/---

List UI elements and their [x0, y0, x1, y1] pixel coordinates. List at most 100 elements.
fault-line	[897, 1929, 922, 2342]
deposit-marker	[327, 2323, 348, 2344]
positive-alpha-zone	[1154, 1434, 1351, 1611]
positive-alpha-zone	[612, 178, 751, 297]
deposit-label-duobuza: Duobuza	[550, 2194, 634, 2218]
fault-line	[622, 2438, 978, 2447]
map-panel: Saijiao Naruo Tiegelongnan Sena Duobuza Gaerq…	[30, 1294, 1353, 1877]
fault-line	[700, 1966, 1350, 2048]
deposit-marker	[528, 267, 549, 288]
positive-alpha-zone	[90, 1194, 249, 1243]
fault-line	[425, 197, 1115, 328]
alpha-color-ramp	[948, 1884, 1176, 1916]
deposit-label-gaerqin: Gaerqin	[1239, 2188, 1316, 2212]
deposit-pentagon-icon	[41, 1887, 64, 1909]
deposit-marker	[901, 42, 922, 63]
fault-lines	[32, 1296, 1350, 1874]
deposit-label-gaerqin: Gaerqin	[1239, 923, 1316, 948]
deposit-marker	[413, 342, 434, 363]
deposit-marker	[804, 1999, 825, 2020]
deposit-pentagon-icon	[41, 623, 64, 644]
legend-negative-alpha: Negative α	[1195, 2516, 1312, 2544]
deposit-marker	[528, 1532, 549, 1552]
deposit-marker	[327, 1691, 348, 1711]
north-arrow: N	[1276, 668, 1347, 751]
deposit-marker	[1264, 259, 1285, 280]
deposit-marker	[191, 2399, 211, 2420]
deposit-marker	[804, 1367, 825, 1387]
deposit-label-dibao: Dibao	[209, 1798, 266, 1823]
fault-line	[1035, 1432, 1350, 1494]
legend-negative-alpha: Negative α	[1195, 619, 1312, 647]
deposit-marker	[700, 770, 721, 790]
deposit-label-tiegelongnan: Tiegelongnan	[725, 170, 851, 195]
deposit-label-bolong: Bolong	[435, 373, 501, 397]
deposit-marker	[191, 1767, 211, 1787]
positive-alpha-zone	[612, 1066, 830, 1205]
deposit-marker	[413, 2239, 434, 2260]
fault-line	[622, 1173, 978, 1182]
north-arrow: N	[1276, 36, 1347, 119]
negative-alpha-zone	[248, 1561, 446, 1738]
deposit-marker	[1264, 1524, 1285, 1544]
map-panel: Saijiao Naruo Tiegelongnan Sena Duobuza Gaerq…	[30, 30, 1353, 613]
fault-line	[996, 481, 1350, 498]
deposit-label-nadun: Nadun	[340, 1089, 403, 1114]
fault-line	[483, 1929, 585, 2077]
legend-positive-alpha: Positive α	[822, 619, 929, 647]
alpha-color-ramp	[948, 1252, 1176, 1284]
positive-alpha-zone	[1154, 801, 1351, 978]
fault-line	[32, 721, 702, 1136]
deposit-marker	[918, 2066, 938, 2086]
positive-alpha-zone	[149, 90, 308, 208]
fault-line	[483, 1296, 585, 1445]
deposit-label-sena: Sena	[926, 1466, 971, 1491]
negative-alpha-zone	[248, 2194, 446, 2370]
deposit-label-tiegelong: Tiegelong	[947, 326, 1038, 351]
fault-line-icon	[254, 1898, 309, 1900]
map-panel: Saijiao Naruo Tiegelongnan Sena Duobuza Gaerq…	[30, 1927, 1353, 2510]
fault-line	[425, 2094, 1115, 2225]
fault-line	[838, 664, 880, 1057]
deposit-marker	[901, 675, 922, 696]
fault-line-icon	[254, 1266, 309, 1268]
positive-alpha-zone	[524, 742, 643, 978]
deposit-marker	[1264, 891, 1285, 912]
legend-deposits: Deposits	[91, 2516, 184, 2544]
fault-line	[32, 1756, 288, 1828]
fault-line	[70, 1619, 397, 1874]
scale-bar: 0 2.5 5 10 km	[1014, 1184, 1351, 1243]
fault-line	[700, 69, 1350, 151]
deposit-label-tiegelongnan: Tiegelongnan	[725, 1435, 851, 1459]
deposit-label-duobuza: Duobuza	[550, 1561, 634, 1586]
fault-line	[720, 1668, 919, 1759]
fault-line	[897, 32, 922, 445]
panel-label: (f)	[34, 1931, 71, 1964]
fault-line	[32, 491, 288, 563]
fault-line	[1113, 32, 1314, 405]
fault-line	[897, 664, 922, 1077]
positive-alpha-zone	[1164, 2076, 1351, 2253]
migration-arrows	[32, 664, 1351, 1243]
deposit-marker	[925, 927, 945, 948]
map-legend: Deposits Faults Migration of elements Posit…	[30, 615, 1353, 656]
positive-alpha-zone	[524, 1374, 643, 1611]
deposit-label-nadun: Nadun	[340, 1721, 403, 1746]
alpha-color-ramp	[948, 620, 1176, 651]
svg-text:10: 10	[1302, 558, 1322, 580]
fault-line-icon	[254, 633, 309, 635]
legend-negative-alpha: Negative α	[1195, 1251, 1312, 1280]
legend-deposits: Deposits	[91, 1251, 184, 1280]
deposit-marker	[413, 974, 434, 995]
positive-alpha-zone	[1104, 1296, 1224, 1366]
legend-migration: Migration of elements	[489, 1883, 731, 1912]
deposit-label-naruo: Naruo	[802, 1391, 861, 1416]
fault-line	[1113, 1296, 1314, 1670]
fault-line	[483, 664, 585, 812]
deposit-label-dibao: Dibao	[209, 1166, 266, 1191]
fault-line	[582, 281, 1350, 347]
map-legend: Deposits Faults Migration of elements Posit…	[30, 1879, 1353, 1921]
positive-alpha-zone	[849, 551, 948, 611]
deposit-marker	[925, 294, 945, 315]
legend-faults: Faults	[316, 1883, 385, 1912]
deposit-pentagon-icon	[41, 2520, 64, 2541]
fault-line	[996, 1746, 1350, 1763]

\---

• **EXERCISE GOAL**
Reproduce the items word for word, from the very start down through the line that contains "619, 929, 647]", including that line.

• **EXERCISE SOLUTION**
List UI elements and their [x0, y0, x1, y1] pixel coordinates. List at most 100 elements.
fault-line	[897, 1929, 922, 2342]
deposit-marker	[327, 2323, 348, 2344]
positive-alpha-zone	[1154, 1434, 1351, 1611]
positive-alpha-zone	[612, 178, 751, 297]
deposit-label-duobuza: Duobuza	[550, 2194, 634, 2218]
fault-line	[622, 2438, 978, 2447]
map-panel: Saijiao Naruo Tiegelongnan Sena Duobuza Gaerq…	[30, 1294, 1353, 1877]
fault-line	[700, 1966, 1350, 2048]
deposit-marker	[528, 267, 549, 288]
positive-alpha-zone	[90, 1194, 249, 1243]
fault-line	[425, 197, 1115, 328]
alpha-color-ramp	[948, 1884, 1176, 1916]
deposit-label-gaerqin: Gaerqin	[1239, 2188, 1316, 2212]
deposit-pentagon-icon	[41, 1887, 64, 1909]
deposit-marker	[901, 42, 922, 63]
fault-lines	[32, 1296, 1350, 1874]
deposit-label-gaerqin: Gaerqin	[1239, 923, 1316, 948]
deposit-marker	[413, 342, 434, 363]
deposit-marker	[804, 1999, 825, 2020]
deposit-pentagon-icon	[41, 623, 64, 644]
legend-negative-alpha: Negative α	[1195, 2516, 1312, 2544]
deposit-marker	[528, 1532, 549, 1552]
deposit-marker	[327, 1691, 348, 1711]
north-arrow: N	[1276, 668, 1347, 751]
deposit-marker	[1264, 259, 1285, 280]
deposit-marker	[191, 2399, 211, 2420]
deposit-marker	[804, 1367, 825, 1387]
deposit-label-dibao: Dibao	[209, 1798, 266, 1823]
fault-line	[1035, 1432, 1350, 1494]
legend-negative-alpha: Negative α	[1195, 619, 1312, 647]
deposit-marker	[700, 770, 721, 790]
deposit-label-tiegelongnan: Tiegelongnan	[725, 170, 851, 195]
deposit-label-bolong: Bolong	[435, 373, 501, 397]
deposit-marker	[191, 1767, 211, 1787]
positive-alpha-zone	[612, 1066, 830, 1205]
deposit-marker	[413, 2239, 434, 2260]
fault-line	[622, 1173, 978, 1182]
north-arrow: N	[1276, 36, 1347, 119]
negative-alpha-zone	[248, 1561, 446, 1738]
deposit-marker	[1264, 1524, 1285, 1544]
map-panel: Saijiao Naruo Tiegelongnan Sena Duobuza Gaerq…	[30, 30, 1353, 613]
fault-line	[996, 481, 1350, 498]
deposit-label-nadun: Nadun	[340, 1089, 403, 1114]
fault-line	[483, 1929, 585, 2077]
legend-positive-alpha: Positive α	[822, 619, 929, 647]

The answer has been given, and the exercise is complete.